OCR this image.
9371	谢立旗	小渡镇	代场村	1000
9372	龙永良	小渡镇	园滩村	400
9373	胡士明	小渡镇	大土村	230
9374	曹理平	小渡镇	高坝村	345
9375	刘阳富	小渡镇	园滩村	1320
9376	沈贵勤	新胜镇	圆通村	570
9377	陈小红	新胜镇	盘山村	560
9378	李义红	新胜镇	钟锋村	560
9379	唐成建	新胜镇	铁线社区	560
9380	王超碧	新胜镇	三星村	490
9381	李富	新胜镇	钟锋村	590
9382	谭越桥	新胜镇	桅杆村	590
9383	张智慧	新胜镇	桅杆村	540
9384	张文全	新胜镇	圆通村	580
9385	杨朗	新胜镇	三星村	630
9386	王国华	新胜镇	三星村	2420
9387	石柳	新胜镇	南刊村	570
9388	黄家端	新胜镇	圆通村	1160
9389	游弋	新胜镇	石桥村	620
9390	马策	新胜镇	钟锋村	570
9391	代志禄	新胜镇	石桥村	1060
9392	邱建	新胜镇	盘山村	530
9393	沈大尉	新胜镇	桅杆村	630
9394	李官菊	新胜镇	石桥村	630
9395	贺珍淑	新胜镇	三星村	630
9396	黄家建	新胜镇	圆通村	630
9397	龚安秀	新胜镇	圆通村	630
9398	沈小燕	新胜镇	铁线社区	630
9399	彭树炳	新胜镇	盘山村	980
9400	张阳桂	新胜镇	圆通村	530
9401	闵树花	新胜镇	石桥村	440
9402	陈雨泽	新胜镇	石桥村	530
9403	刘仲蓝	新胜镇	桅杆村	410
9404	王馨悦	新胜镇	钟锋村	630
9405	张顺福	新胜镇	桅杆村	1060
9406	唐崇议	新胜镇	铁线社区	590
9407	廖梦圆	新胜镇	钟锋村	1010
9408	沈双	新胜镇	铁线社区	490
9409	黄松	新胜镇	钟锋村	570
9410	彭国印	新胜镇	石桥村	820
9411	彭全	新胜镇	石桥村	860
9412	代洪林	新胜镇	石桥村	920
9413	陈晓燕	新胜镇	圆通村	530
☆ ☆ ☆ ☆ ☆
▶ **DIRECTION**: The entries above must be returned in full, exactly as shown.

▶ **SOLUTION TO THE PROBLEM**:
OCR this image.
9371	谢立旗	小渡镇	代场村	1000
9372	龙永良	小渡镇	园滩村	400
9373	胡士明	小渡镇	大土村	230
9374	曹理平	小渡镇	高坝村	345
9375	刘阳富	小渡镇	园滩村	1320
9376	沈贵勤	新胜镇	圆通村	570
9377	陈小红	新胜镇	盘山村	560
9378	李义红	新胜镇	钟锋村	560
9379	唐成建	新胜镇	铁线社区	560
9380	王超碧	新胜镇	三星村	490
9381	李富	新胜镇	钟锋村	590
9382	谭越桥	新胜镇	桅杆村	590
9383	张智慧	新胜镇	桅杆村	540
9384	张文全	新胜镇	圆通村	580
9385	杨朗	新胜镇	三星村	630
9386	王国华	新胜镇	三星村	2420
9387	石柳	新胜镇	南刊村	570
9388	黄家端	新胜镇	圆通村	1160
9389	游弋	新胜镇	石桥村	620
9390	马策	新胜镇	钟锋村	570
9391	代志禄	新胜镇	石桥村	1060
9392	邱建	新胜镇	盘山村	530
9393	沈大尉	新胜镇	桅杆村	630
9394	李官菊	新胜镇	石桥村	630
9395	贺珍淑	新胜镇	三星村	630
9396	黄家建	新胜镇	圆通村	630
9397	龚安秀	新胜镇	圆通村	630
9398	沈小燕	新胜镇	铁线社区	630
9399	彭树炳	新胜镇	盘山村	980
9400	张阳桂	新胜镇	圆通村	530
9401	闵树花	新胜镇	石桥村	440
9402	陈雨泽	新胜镇	石桥村	530
9403	刘仲蓝	新胜镇	桅杆村	410
9404	王馨悦	新胜镇	钟锋村	630
9405	张顺福	新胜镇	桅杆村	1060
9406	唐崇议	新胜镇	铁线社区	590
9407	廖梦圆	新胜镇	钟锋村	1010
9408	沈双	新胜镇	铁线社区	490
9409	黄松	新胜镇	钟锋村	570
9410	彭国印	新胜镇	石桥村	820
9411	彭全	新胜镇	石桥村	860
9412	代洪林	新胜镇	石桥村	920
9413	陈晓燕	新胜镇	圆通村	530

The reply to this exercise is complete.